**** Input records
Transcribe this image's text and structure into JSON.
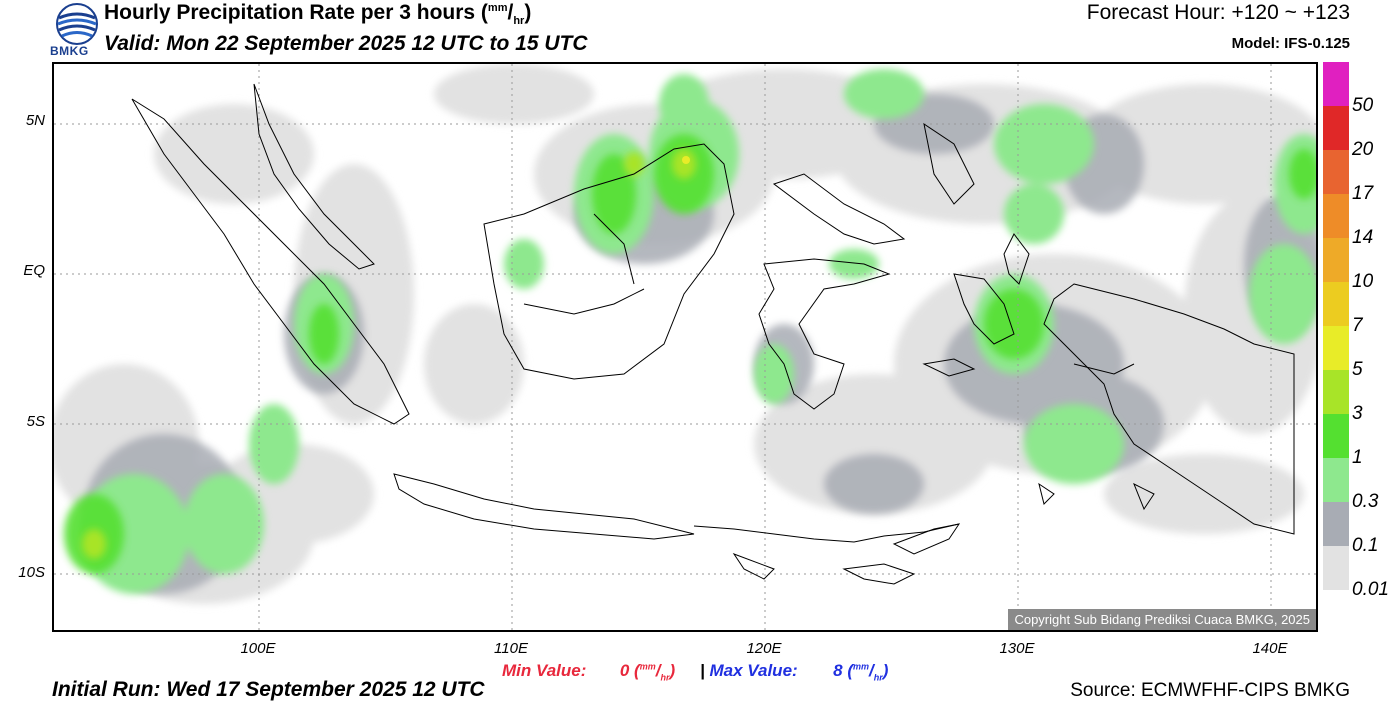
{
  "header": {
    "title": "Hourly Precipitation Rate per 3 hours",
    "title_unit_top": "mm",
    "title_unit_bottom": "hr",
    "valid": "Valid: Mon 22 September 2025 12 UTC to 15 UTC",
    "forecast_hour": "Forecast Hour: +120 ~ +123",
    "model": "Model: IFS-0.125",
    "logo_text": "BMKG"
  },
  "map": {
    "lat_labels": [
      "5N",
      "EQ",
      "5S",
      "10S"
    ],
    "lon_labels": [
      "100E",
      "110E",
      "120E",
      "130E",
      "140E"
    ],
    "copyright": "Copyright Sub Bidang Prediksi Cuaca BMKG, 2025"
  },
  "legend": {
    "bins": [
      {
        "color": "#e020c0",
        "label": "50"
      },
      {
        "color": "#e02828",
        "label": "20"
      },
      {
        "color": "#e86430",
        "label": "17"
      },
      {
        "color": "#ee8c28",
        "label": "14"
      },
      {
        "color": "#eeaa28",
        "label": "10"
      },
      {
        "color": "#eccc20",
        "label": "7"
      },
      {
        "color": "#e8ec28",
        "label": "5"
      },
      {
        "color": "#a8e428",
        "label": "3"
      },
      {
        "color": "#54e030",
        "label": "1"
      },
      {
        "color": "#8ee88e",
        "label": "0.3"
      },
      {
        "color": "#a8acb4",
        "label": "0.1"
      },
      {
        "color": "#e2e2e2",
        "label": "0.01"
      }
    ],
    "label_values": [
      "50",
      "20",
      "17",
      "14",
      "10",
      "7",
      "5",
      "3",
      "1",
      "0.3",
      "0.1",
      "0.01"
    ]
  },
  "footer": {
    "min_label": "Min Value:",
    "min_value": "0",
    "max_label": "Max Value:",
    "max_value": "8",
    "separator": "|",
    "unit_top": "mm",
    "unit_bottom": "hr",
    "initial_run": "Initial Run: Wed 17 September 2025 12 UTC",
    "source": "Source: ECMWFHF-CIPS BMKG"
  }
}
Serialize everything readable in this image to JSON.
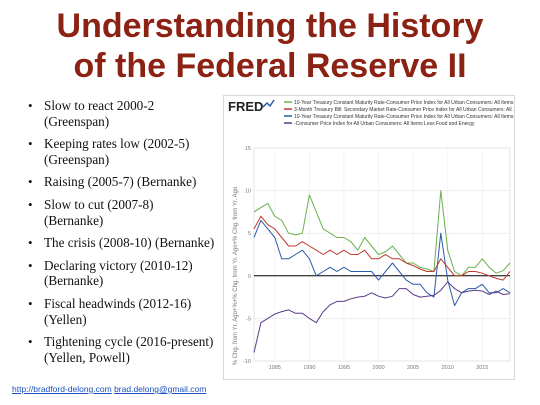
{
  "slide": {
    "title_line1": "Understanding the History",
    "title_line2": "of the Federal Reserve II",
    "bullets": [
      {
        "line1": "Slow to react 2000-2",
        "line2": "(Greenspan)"
      },
      {
        "line1": "Keeping rates low (2002-5)",
        "line2": "(Greenspan)"
      },
      {
        "line1": "Raising (2005-7) (Bernanke)",
        "line2": ""
      },
      {
        "line1": "Slow to cut (2007-8)",
        "line2": "(Bernanke)"
      },
      {
        "line1": "The crisis (2008-10) (Bernanke)",
        "line2": ""
      },
      {
        "line1": "Declaring victory (2010-12)",
        "line2": "(Bernanke)"
      },
      {
        "line1": "Fiscal headwinds (2012-16)",
        "line2": "(Yellen)"
      },
      {
        "line1": "Tightening cycle (2016-present)",
        "line2": "(Yellen, Powell)"
      }
    ],
    "footer_link1": "http://bradford-delong.com",
    "footer_link2": "brad.delong@gmail.com"
  },
  "chart_data": {
    "type": "line",
    "logo": "FRED",
    "ylabel": "% Chg. from Yr. Ago+%+% Chg. from Yr. Ago+% Chg. from Yr. Ago",
    "ylim": [
      -10,
      15
    ],
    "yticks": [
      -10,
      -5,
      0,
      5,
      10,
      15
    ],
    "xlim": [
      1982,
      2019
    ],
    "xticks": [
      "1985",
      "1990",
      "1995",
      "2000",
      "2005",
      "2010",
      "2015"
    ],
    "grid": true,
    "legend_position": "top",
    "colors": {
      "green": "#6ab04c",
      "red": "#c0392b",
      "blue": "#2b5aa8",
      "purple": "#5b3a8c",
      "zero_line": "#000000"
    },
    "series": [
      {
        "name": "10-Year Treasury Constant Maturity Rate-Consumer Price Index for All Urban Consumers: All Items",
        "color": "#6ab04c",
        "x": [
          1982,
          1983,
          1984,
          1985,
          1986,
          1987,
          1988,
          1989,
          1990,
          1991,
          1992,
          1993,
          1994,
          1995,
          1996,
          1997,
          1998,
          1999,
          2000,
          2001,
          2002,
          2003,
          2004,
          2005,
          2006,
          2007,
          2008,
          2009,
          2010,
          2011,
          2012,
          2013,
          2014,
          2015,
          2016,
          2017,
          2018,
          2019
        ],
        "y": [
          7.5,
          8.0,
          8.5,
          7.0,
          6.5,
          5.0,
          4.8,
          5.0,
          9.5,
          7.5,
          5.5,
          5.0,
          4.5,
          4.5,
          4.0,
          3.0,
          4.5,
          3.5,
          2.5,
          2.8,
          3.5,
          2.5,
          1.5,
          1.5,
          1.0,
          0.8,
          0.5,
          10.0,
          3.0,
          0.5,
          0.0,
          1.0,
          1.0,
          2.0,
          1.0,
          0.3,
          0.6,
          1.5
        ]
      },
      {
        "name": "3-Month Treasury Bill: Secondary Market Rate-Consumer Price Index for All Urban Consumers: All ...",
        "color": "#c0392b",
        "x": [
          1982,
          1983,
          1984,
          1985,
          1986,
          1987,
          1988,
          1989,
          1990,
          1991,
          1992,
          1993,
          1994,
          1995,
          1996,
          1997,
          1998,
          1999,
          2000,
          2001,
          2002,
          2003,
          2004,
          2005,
          2006,
          2007,
          2008,
          2009,
          2010,
          2011,
          2012,
          2013,
          2014,
          2015,
          2016,
          2017,
          2018,
          2019
        ],
        "y": [
          5.5,
          7.0,
          6.0,
          5.5,
          4.5,
          3.5,
          3.5,
          4.0,
          3.5,
          3.0,
          2.5,
          3.0,
          2.5,
          3.0,
          2.5,
          2.5,
          3.0,
          2.0,
          2.0,
          2.5,
          2.0,
          2.0,
          1.5,
          1.2,
          0.8,
          0.5,
          0.5,
          2.0,
          1.0,
          0.0,
          0.0,
          0.5,
          0.5,
          0.3,
          0.0,
          -0.3,
          -0.5,
          0.5
        ]
      },
      {
        "name": "10-Year Treasury Constant Maturity Rate-Consumer Price Index for All Urban Consumers: All Items...",
        "color": "#2b5aa8",
        "x": [
          1982,
          1983,
          1984,
          1985,
          1986,
          1987,
          1988,
          1989,
          1990,
          1991,
          1992,
          1993,
          1994,
          1995,
          1996,
          1997,
          1998,
          1999,
          2000,
          2001,
          2002,
          2003,
          2004,
          2005,
          2006,
          2007,
          2008,
          2009,
          2010,
          2011,
          2012,
          2013,
          2014,
          2015,
          2016,
          2017,
          2018,
          2019
        ],
        "y": [
          4.5,
          6.5,
          5.5,
          4.5,
          2.0,
          2.0,
          2.5,
          3.0,
          2.0,
          0.0,
          0.5,
          1.0,
          0.5,
          1.0,
          0.5,
          0.5,
          0.5,
          0.5,
          -0.5,
          0.5,
          1.5,
          0.5,
          -0.5,
          -1.0,
          -1.0,
          -2.0,
          -2.5,
          5.0,
          -0.5,
          -3.5,
          -2.0,
          -1.5,
          -1.5,
          -1.0,
          -2.0,
          -2.0,
          -1.5,
          -2.0
        ]
      },
      {
        "name": "-Consumer Price Index for All Urban Consumers: All Items Less Food and Energy",
        "color": "#5b3a8c",
        "x": [
          1982,
          1983,
          1984,
          1985,
          1986,
          1987,
          1988,
          1989,
          1990,
          1991,
          1992,
          1993,
          1994,
          1995,
          1996,
          1997,
          1998,
          1999,
          2000,
          2001,
          2002,
          2003,
          2004,
          2005,
          2006,
          2007,
          2008,
          2009,
          2010,
          2011,
          2012,
          2013,
          2014,
          2015,
          2016,
          2017,
          2018,
          2019
        ],
        "y": [
          -9.0,
          -5.5,
          -5.0,
          -4.5,
          -4.2,
          -4.0,
          -4.4,
          -4.4,
          -5.0,
          -5.5,
          -4.2,
          -3.4,
          -3.0,
          -3.0,
          -2.7,
          -2.5,
          -2.4,
          -2.0,
          -2.4,
          -2.6,
          -2.4,
          -1.5,
          -1.5,
          -2.2,
          -2.5,
          -2.4,
          -2.3,
          -1.7,
          -0.7,
          -1.5,
          -2.0,
          -1.8,
          -1.7,
          -1.8,
          -2.2,
          -1.8,
          -2.2,
          -2.1
        ]
      }
    ]
  }
}
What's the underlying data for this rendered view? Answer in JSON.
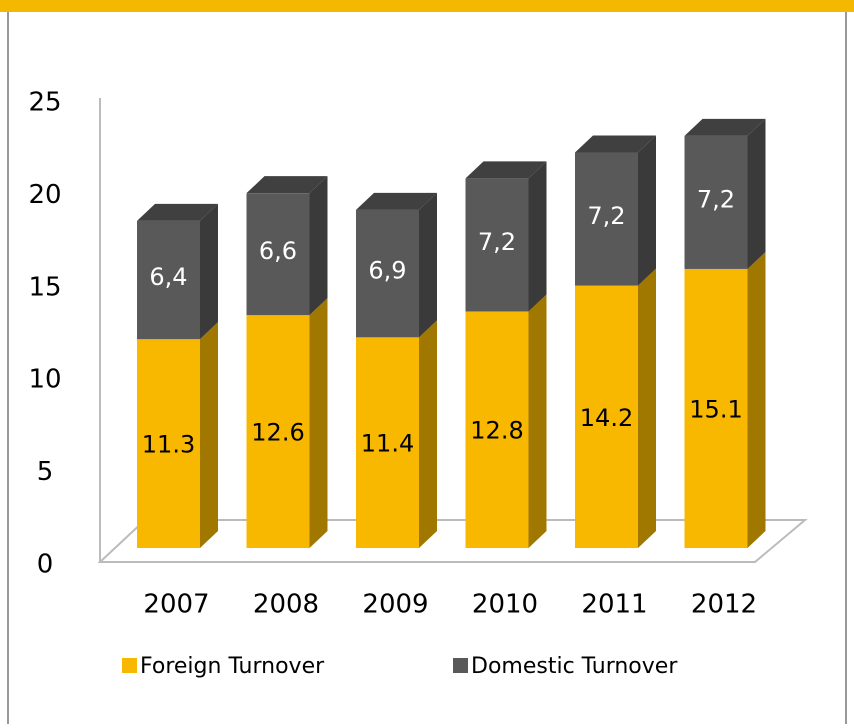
{
  "chart_data": {
    "type": "bar3d_stacked",
    "categories": [
      "2007",
      "2008",
      "2009",
      "2010",
      "2011",
      "2012"
    ],
    "series": [
      {
        "name": "Foreign Turnover",
        "color": "#f9b800",
        "values": [
          11.3,
          12.6,
          11.4,
          12.8,
          14.2,
          15.1
        ]
      },
      {
        "name": "Domestic Turnover",
        "color": "#595959",
        "values": [
          6.4,
          6.6,
          6.9,
          7.2,
          7.2,
          7.2
        ],
        "value_labels": [
          "6,4",
          "6,6",
          "6,9",
          "7,2",
          "7,2",
          "7,2"
        ]
      }
    ],
    "ylim": [
      0,
      25
    ],
    "yticks": [
      0,
      5,
      10,
      15,
      20,
      25
    ],
    "legend": "bottom"
  }
}
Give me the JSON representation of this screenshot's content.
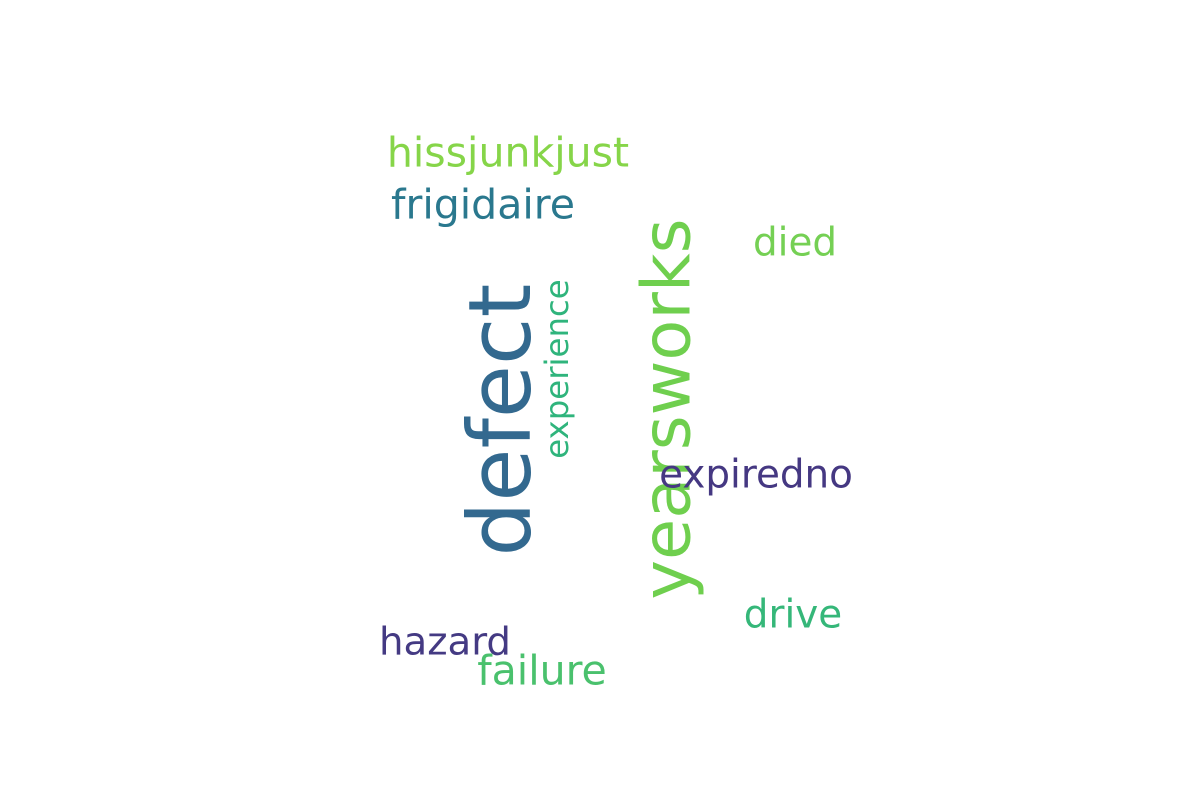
{
  "words": {
    "yearsworks": {
      "text": "yearsworks",
      "color": "#6fcf4e",
      "rotated": true
    },
    "defect": {
      "text": "defect",
      "color": "#33698f",
      "rotated": true
    },
    "experience": {
      "text": "experience",
      "color": "#2fb47c",
      "rotated": true
    },
    "hissjunkjust": {
      "text": "hissjunkjust",
      "color": "#86d549",
      "rotated": false
    },
    "frigidaire": {
      "text": "frigidaire",
      "color": "#2a788e",
      "rotated": false
    },
    "died": {
      "text": "died",
      "color": "#75d054",
      "rotated": false
    },
    "expiredno": {
      "text": "expiredno",
      "color": "#453882",
      "rotated": false
    },
    "drive": {
      "text": "drive",
      "color": "#35b779",
      "rotated": false
    },
    "hazard": {
      "text": "hazard",
      "color": "#443a83",
      "rotated": false
    },
    "failure": {
      "text": "failure",
      "color": "#4ac16d",
      "rotated": false
    }
  }
}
********
→ **What needs to be done**
Tally up the lines holding the word "this" in the data above, and answer with that figure only.

→ **Exercise answer**
4